— start —
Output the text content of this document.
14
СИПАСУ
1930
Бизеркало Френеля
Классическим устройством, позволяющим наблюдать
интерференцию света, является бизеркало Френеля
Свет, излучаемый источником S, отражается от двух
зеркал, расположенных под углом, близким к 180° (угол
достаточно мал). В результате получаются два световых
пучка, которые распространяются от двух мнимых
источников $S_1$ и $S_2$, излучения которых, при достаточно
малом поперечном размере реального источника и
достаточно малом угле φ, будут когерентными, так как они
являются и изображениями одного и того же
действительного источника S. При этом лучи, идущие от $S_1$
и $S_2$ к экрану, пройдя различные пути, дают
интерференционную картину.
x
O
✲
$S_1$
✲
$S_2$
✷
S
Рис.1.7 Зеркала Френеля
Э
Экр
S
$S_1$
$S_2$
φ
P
— end —
▶ [What is asked] Among the lines of the material above, how many include the string "Френеля"? Report only that number.

▶ [Written solution] 3